begin Listed entries

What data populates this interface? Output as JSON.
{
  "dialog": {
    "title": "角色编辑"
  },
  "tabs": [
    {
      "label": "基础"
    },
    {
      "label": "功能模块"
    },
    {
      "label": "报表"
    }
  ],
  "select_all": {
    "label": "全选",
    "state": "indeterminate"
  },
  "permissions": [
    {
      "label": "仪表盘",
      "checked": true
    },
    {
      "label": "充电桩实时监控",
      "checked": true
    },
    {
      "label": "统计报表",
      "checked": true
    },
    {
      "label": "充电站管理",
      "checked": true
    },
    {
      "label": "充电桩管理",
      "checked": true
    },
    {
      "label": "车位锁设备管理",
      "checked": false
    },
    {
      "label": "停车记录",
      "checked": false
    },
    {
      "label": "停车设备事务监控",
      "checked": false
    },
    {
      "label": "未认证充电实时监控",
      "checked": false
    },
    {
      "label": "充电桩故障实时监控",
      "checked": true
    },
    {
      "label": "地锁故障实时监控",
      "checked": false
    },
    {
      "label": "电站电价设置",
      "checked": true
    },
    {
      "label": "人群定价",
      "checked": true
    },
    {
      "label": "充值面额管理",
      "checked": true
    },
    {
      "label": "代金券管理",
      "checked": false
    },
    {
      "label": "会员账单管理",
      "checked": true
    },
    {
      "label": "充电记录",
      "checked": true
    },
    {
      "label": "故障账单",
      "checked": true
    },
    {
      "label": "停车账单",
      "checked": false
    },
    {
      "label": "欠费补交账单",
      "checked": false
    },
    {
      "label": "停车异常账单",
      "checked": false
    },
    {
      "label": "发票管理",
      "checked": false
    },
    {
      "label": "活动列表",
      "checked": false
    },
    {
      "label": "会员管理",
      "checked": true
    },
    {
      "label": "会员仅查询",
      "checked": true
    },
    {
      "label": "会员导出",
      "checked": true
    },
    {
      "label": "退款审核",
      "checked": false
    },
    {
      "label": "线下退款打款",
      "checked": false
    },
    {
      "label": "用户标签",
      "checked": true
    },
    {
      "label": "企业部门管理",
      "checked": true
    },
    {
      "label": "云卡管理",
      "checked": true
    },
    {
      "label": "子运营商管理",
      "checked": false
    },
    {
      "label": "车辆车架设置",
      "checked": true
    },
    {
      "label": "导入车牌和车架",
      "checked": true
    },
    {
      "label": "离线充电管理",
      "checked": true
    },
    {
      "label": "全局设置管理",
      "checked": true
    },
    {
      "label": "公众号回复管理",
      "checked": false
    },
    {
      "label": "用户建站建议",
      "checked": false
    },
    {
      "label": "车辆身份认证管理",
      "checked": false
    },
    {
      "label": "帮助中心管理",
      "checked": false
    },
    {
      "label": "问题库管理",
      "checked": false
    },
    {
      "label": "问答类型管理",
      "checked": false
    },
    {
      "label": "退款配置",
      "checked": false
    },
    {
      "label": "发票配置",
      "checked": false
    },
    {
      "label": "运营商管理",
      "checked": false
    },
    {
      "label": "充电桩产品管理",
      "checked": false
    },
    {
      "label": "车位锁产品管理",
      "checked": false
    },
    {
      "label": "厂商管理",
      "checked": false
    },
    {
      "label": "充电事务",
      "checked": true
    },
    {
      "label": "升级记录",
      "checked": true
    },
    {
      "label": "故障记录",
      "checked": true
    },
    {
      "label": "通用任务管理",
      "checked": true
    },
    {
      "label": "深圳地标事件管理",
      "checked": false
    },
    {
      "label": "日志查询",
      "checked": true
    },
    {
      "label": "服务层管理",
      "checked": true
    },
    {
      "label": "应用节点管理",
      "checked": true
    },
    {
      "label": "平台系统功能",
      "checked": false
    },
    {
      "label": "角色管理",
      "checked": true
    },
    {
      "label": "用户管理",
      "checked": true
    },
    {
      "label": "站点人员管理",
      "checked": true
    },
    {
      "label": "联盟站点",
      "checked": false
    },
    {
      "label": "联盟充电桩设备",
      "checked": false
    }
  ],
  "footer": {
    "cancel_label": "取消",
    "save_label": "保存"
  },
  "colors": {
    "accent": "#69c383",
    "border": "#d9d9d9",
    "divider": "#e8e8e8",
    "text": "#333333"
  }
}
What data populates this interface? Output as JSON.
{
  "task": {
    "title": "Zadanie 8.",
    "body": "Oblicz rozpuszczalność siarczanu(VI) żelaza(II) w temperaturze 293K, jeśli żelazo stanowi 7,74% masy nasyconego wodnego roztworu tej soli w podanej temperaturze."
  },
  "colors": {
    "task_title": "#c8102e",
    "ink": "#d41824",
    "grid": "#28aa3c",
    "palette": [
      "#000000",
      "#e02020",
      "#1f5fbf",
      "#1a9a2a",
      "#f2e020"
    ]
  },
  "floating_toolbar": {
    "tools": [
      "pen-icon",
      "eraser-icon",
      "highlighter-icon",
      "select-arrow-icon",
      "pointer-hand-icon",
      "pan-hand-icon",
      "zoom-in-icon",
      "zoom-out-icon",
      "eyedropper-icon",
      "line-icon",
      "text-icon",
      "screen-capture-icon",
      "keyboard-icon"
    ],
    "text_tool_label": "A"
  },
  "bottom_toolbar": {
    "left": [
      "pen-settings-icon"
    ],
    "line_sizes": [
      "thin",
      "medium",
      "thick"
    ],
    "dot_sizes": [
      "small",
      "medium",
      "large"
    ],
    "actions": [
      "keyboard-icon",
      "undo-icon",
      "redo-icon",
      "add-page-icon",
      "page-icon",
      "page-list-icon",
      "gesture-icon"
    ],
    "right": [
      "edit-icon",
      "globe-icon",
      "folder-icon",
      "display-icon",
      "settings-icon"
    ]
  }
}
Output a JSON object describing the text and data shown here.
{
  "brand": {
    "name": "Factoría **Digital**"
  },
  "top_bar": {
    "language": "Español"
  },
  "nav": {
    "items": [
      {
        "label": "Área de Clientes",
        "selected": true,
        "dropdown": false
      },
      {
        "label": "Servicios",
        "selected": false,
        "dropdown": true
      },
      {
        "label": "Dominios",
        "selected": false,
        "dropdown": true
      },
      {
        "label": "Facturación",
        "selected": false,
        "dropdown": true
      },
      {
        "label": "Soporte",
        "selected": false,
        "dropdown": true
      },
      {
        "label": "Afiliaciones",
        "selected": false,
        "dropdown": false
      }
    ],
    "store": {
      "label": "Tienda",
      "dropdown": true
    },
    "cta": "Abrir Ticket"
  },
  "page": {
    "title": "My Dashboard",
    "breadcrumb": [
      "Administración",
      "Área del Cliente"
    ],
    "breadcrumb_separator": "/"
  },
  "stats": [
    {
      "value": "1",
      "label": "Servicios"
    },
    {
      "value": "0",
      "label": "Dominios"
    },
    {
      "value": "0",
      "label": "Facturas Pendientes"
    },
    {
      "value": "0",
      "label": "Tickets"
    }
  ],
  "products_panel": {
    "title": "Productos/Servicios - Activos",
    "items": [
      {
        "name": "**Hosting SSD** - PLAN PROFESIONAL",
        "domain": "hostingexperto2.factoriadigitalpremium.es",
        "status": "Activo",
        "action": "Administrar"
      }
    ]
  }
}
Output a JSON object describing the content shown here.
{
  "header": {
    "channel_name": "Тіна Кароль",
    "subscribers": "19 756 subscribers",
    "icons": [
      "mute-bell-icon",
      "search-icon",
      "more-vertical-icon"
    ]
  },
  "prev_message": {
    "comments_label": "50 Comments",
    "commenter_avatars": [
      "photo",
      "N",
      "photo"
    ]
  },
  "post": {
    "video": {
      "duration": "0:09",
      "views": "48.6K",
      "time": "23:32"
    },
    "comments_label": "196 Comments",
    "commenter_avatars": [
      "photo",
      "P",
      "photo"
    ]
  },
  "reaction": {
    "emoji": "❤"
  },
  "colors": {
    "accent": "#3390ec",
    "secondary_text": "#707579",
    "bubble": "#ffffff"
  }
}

end Listed entries

Each record should come back exactly as written.

What data populates this interface? Output as JSON.
{
  "dialog": {
    "title": "角色编辑"
  },
  "tabs": [
    {
      "label": "基础"
    },
    {
      "label": "功能模块"
    },
    {
      "label": "报表"
    }
  ],
  "select_all": {
    "label": "全选",
    "state": "indeterminate"
  },
  "permissions": [
    {
      "label": "仪表盘",
      "checked": true
    },
    {
      "label": "充电桩实时监控",
      "checked": true
    },
    {
      "label": "统计报表",
      "checked": true
    },
    {
      "label": "充电站管理",
      "checked": true
    },
    {
      "label": "充电桩管理",
      "checked": true
    },
    {
      "label": "车位锁设备管理",
      "checked": false
    },
    {
      "label": "停车记录",
      "checked": false
    },
    {
      "label": "停车设备事务监控",
      "checked": false
    },
    {
      "label": "未认证充电实时监控",
      "checked": false
    },
    {
      "label": "充电桩故障实时监控",
      "checked": true
    },
    {
      "label": "地锁故障实时监控",
      "checked": false
    },
    {
      "label": "电站电价设置",
      "checked": true
    },
    {
      "label": "人群定价",
      "checked": true
    },
    {
      "label": "充值面额管理",
      "checked": true
    },
    {
      "label": "代金券管理",
      "checked": false
    },
    {
      "label": "会员账单管理",
      "checked": true
    },
    {
      "label": "充电记录",
      "checked": true
    },
    {
      "label": "故障账单",
      "checked": true
    },
    {
      "label": "停车账单",
      "checked": false
    },
    {
      "label": "欠费补交账单",
      "checked": false
    },
    {
      "label": "停车异常账单",
      "checked": false
    },
    {
      "label": "发票管理",
      "checked": false
    },
    {
      "label": "活动列表",
      "checked": false
    },
    {
      "label": "会员管理",
      "checked": true
    },
    {
      "label": "会员仅查询",
      "checked": true
    },
    {
      "label": "会员导出",
      "checked": true
    },
    {
      "label": "退款审核",
      "checked": false
    },
    {
      "label": "线下退款打款",
      "checked": false
    },
    {
      "label": "用户标签",
      "checked": true
    },
    {
      "label": "企业部门管理",
      "checked": true
    },
    {
      "label": "云卡管理",
      "checked": true
    },
    {
      "label": "子运营商管理",
      "checked": false
    },
    {
      "label": "车辆车架设置",
      "checked": true
    },
    {
      "label": "导入车牌和车架",
      "checked": true
    },
    {
      "label": "离线充电管理",
      "checked": true
    },
    {
      "label": "全局设置管理",
      "checked": true
    },
    {
      "label": "公众号回复管理",
      "checked": false
    },
    {
      "label": "用户建站建议",
      "checked": false
    },
    {
      "label": "车辆身份认证管理",
      "checked": false
    },
    {
      "label": "帮助中心管理",
      "checked": false
    },
    {
      "label": "问题库管理",
      "checked": false
    },
    {
      "label": "问答类型管理",
      "checked": false
    },
    {
      "label": "退款配置",
      "checked": false
    },
    {
      "label": "发票配置",
      "checked": false
    },
    {
      "label": "运营商管理",
      "checked": false
    },
    {
      "label": "充电桩产品管理",
      "checked": false
    },
    {
      "label": "车位锁产品管理",
      "checked": false
    },
    {
      "label": "厂商管理",
      "checked": false
    },
    {
      "label": "充电事务",
      "checked": true
    },
    {
      "label": "升级记录",
      "checked": true
    },
    {
      "label": "故障记录",
      "checked": true
    },
    {
      "label": "通用任务管理",
      "checked": true
    },
    {
      "label": "深圳地标事件管理",
      "checked": false
    },
    {
      "label": "日志查询",
      "checked": true
    },
    {
      "label": "服务层管理",
      "checked": true
    },
    {
      "label": "应用节点管理",
      "checked": true
    },
    {
      "label": "平台系统功能",
      "checked": false
    },
    {
      "label": "角色管理",
      "checked": true
    },
    {
      "label": "用户管理",
      "checked": true
    },
    {
      "label": "站点人员管理",
      "checked": true
    },
    {
      "label": "联盟站点",
      "checked": false
    },
    {
      "label": "联盟充电桩设备",
      "checked": false
    }
  ],
  "footer": {
    "cancel_label": "取消",
    "save_label": "保存"
  },
  "colors": {
    "accent": "#69c383",
    "border": "#d9d9d9",
    "divider": "#e8e8e8",
    "text": "#333333"
  }
}
What data populates this interface? Output as JSON.
{
  "task": {
    "title": "Zadanie 8.",
    "body": "Oblicz rozpuszczalność siarczanu(VI) żelaza(II) w temperaturze 293K, jeśli żelazo stanowi 7,74% masy nasyconego wodnego roztworu tej soli w podanej temperaturze."
  },
  "colors": {
    "task_title": "#c8102e",
    "ink": "#d41824",
    "grid": "#28aa3c",
    "palette": [
      "#000000",
      "#e02020",
      "#1f5fbf",
      "#1a9a2a",
      "#f2e020"
    ]
  },
  "floating_toolbar": {
    "tools": [
      "pen-icon",
      "eraser-icon",
      "highlighter-icon",
      "select-arrow-icon",
      "pointer-hand-icon",
      "pan-hand-icon",
      "zoom-in-icon",
      "zoom-out-icon",
      "eyedropper-icon",
      "line-icon",
      "text-icon",
      "screen-capture-icon",
      "keyboard-icon"
    ],
    "text_tool_label": "A"
  },
  "bottom_toolbar": {
    "left": [
      "pen-settings-icon"
    ],
    "line_sizes": [
      "thin",
      "medium",
      "thick"
    ],
    "dot_sizes": [
      "small",
      "medium",
      "large"
    ],
    "actions": [
      "keyboard-icon",
      "undo-icon",
      "redo-icon",
      "add-page-icon",
      "page-icon",
      "page-list-icon",
      "gesture-icon"
    ],
    "right": [
      "edit-icon",
      "globe-icon",
      "folder-icon",
      "display-icon",
      "settings-icon"
    ]
  }
}
Output a JSON object describing the text and data shown here.
{
  "brand": {
    "name": "Factoría **Digital**"
  },
  "top_bar": {
    "language": "Español"
  },
  "nav": {
    "items": [
      {
        "label": "Área de Clientes",
        "selected": true,
        "dropdown": false
      },
      {
        "label": "Servicios",
        "selected": false,
        "dropdown": true
      },
      {
        "label": "Dominios",
        "selected": false,
        "dropdown": true
      },
      {
        "label": "Facturación",
        "selected": false,
        "dropdown": true
      },
      {
        "label": "Soporte",
        "selected": false,
        "dropdown": true
      },
      {
        "label": "Afiliaciones",
        "selected": false,
        "dropdown": false
      }
    ],
    "store": {
      "label": "Tienda",
      "dropdown": true
    },
    "cta": "Abrir Ticket"
  },
  "page": {
    "title": "My Dashboard",
    "breadcrumb": [
      "Administración",
      "Área del Cliente"
    ],
    "breadcrumb_separator": "/"
  },
  "stats": [
    {
      "value": "1",
      "label": "Servicios"
    },
    {
      "value": "0",
      "label": "Dominios"
    },
    {
      "value": "0",
      "label": "Facturas Pendientes"
    },
    {
      "value": "0",
      "label": "Tickets"
    }
  ],
  "products_panel": {
    "title": "Productos/Servicios - Activos",
    "items": [
      {
        "name": "**Hosting SSD** - PLAN PROFESIONAL",
        "domain": "hostingexperto2.factoriadigitalpremium.es",
        "status": "Activo",
        "action": "Administrar"
      }
    ]
  }
}
Output a JSON object describing the content shown here.
{
  "header": {
    "channel_name": "Тіна Кароль",
    "subscribers": "19 756 subscribers",
    "icons": [
      "mute-bell-icon",
      "search-icon",
      "more-vertical-icon"
    ]
  },
  "prev_message": {
    "comments_label": "50 Comments",
    "commenter_avatars": [
      "photo",
      "N",
      "photo"
    ]
  },
  "post": {
    "video": {
      "duration": "0:09",
      "views": "48.6K",
      "time": "23:32"
    },
    "comments_label": "196 Comments",
    "commenter_avatars": [
      "photo",
      "P",
      "photo"
    ]
  },
  "reaction": {
    "emoji": "❤"
  },
  "colors": {
    "accent": "#3390ec",
    "secondary_text": "#707579",
    "bubble": "#ffffff"
  }
}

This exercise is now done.